Exercise details:
Your task is to output the entries below word for word.

'''

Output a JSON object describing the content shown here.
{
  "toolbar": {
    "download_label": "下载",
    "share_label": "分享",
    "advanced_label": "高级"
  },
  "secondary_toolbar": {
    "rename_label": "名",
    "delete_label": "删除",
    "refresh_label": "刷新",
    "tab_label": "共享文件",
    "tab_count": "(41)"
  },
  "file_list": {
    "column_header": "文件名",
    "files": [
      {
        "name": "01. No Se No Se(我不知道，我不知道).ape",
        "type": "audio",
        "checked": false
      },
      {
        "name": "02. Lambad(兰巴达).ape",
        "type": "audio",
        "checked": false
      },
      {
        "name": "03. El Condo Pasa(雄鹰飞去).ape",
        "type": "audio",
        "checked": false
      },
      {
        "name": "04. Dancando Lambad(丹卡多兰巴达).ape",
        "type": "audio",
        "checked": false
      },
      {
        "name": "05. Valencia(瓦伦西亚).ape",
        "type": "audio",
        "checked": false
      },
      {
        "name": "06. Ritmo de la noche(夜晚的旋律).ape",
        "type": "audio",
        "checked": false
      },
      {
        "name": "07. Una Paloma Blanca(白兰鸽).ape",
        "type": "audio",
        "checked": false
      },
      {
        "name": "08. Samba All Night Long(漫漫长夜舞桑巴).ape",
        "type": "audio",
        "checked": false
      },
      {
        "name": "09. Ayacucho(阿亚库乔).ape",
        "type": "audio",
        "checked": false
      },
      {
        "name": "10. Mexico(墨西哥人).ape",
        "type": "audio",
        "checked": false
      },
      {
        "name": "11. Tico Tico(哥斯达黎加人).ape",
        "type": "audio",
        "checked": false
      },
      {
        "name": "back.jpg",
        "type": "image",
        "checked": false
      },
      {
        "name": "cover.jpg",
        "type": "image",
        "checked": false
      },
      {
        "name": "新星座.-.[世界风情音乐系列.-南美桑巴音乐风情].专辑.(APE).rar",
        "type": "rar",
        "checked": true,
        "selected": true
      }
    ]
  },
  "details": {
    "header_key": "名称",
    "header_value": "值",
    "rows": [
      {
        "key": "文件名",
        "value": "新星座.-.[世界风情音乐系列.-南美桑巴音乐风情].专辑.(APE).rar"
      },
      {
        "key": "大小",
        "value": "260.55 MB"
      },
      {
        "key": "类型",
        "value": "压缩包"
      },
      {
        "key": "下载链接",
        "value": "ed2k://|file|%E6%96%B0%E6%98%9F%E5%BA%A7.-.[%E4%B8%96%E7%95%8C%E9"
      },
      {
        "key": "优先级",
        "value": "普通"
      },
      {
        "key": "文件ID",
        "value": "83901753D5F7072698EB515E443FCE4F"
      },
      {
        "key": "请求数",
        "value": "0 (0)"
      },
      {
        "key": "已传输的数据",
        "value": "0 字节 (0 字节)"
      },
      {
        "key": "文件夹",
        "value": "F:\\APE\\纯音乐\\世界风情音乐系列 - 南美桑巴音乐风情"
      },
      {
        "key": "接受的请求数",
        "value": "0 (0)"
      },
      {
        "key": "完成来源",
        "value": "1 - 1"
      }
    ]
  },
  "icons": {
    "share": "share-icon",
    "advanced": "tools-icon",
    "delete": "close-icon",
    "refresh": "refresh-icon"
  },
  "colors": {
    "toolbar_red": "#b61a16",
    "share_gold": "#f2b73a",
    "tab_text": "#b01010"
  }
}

'''

Solution:
Output a JSON object describing the content shown here.
{
  "toolbar": {
    "download_label": "下载",
    "share_label": "分享",
    "advanced_label": "高级"
  },
  "secondary_toolbar": {
    "rename_label": "名",
    "delete_label": "删除",
    "refresh_label": "刷新",
    "tab_label": "共享文件",
    "tab_count": "(41)"
  },
  "file_list": {
    "column_header": "文件名",
    "files": [
      {
        "name": "01. No Se No Se(我不知道，我不知道).ape",
        "type": "audio",
        "checked": false
      },
      {
        "name": "02. Lambad(兰巴达).ape",
        "type": "audio",
        "checked": false
      },
      {
        "name": "03. El Condo Pasa(雄鹰飞去).ape",
        "type": "audio",
        "checked": false
      },
      {
        "name": "04. Dancando Lambad(丹卡多兰巴达).ape",
        "type": "audio",
        "checked": false
      },
      {
        "name": "05. Valencia(瓦伦西亚).ape",
        "type": "audio",
        "checked": false
      },
      {
        "name": "06. Ritmo de la noche(夜晚的旋律).ape",
        "type": "audio",
        "checked": false
      },
      {
        "name": "07. Una Paloma Blanca(白兰鸽).ape",
        "type": "audio",
        "checked": false
      },
      {
        "name": "08. Samba All Night Long(漫漫长夜舞桑巴).ape",
        "type": "audio",
        "checked": false
      },
      {
        "name": "09. Ayacucho(阿亚库乔).ape",
        "type": "audio",
        "checked": false
      },
      {
        "name": "10. Mexico(墨西哥人).ape",
        "type": "audio",
        "checked": false
      },
      {
        "name": "11. Tico Tico(哥斯达黎加人).ape",
        "type": "audio",
        "checked": false
      },
      {
        "name": "back.jpg",
        "type": "image",
        "checked": false
      },
      {
        "name": "cover.jpg",
        "type": "image",
        "checked": false
      },
      {
        "name": "新星座.-.[世界风情音乐系列.-南美桑巴音乐风情].专辑.(APE).rar",
        "type": "rar",
        "checked": true,
        "selected": true
      }
    ]
  },
  "details": {
    "header_key": "名称",
    "header_value": "值",
    "rows": [
      {
        "key": "文件名",
        "value": "新星座.-.[世界风情音乐系列.-南美桑巴音乐风情].专辑.(APE).rar"
      },
      {
        "key": "大小",
        "value": "260.55 MB"
      },
      {
        "key": "类型",
        "value": "压缩包"
      },
      {
        "key": "下载链接",
        "value": "ed2k://|file|%E6%96%B0%E6%98%9F%E5%BA%A7.-.[%E4%B8%96%E7%95%8C%E9"
      },
      {
        "key": "优先级",
        "value": "普通"
      },
      {
        "key": "文件ID",
        "value": "83901753D5F7072698EB515E443FCE4F"
      },
      {
        "key": "请求数",
        "value": "0 (0)"
      },
      {
        "key": "已传输的数据",
        "value": "0 字节 (0 字节)"
      },
      {
        "key": "文件夹",
        "value": "F:\\APE\\纯音乐\\世界风情音乐系列 - 南美桑巴音乐风情"
      },
      {
        "key": "接受的请求数",
        "value": "0 (0)"
      },
      {
        "key": "完成来源",
        "value": "1 - 1"
      }
    ]
  },
  "icons": {
    "share": "share-icon",
    "advanced": "tools-icon",
    "delete": "close-icon",
    "refresh": "refresh-icon"
  },
  "colors": {
    "toolbar_red": "#b61a16",
    "share_gold": "#f2b73a",
    "tab_text": "#b01010"
  }
}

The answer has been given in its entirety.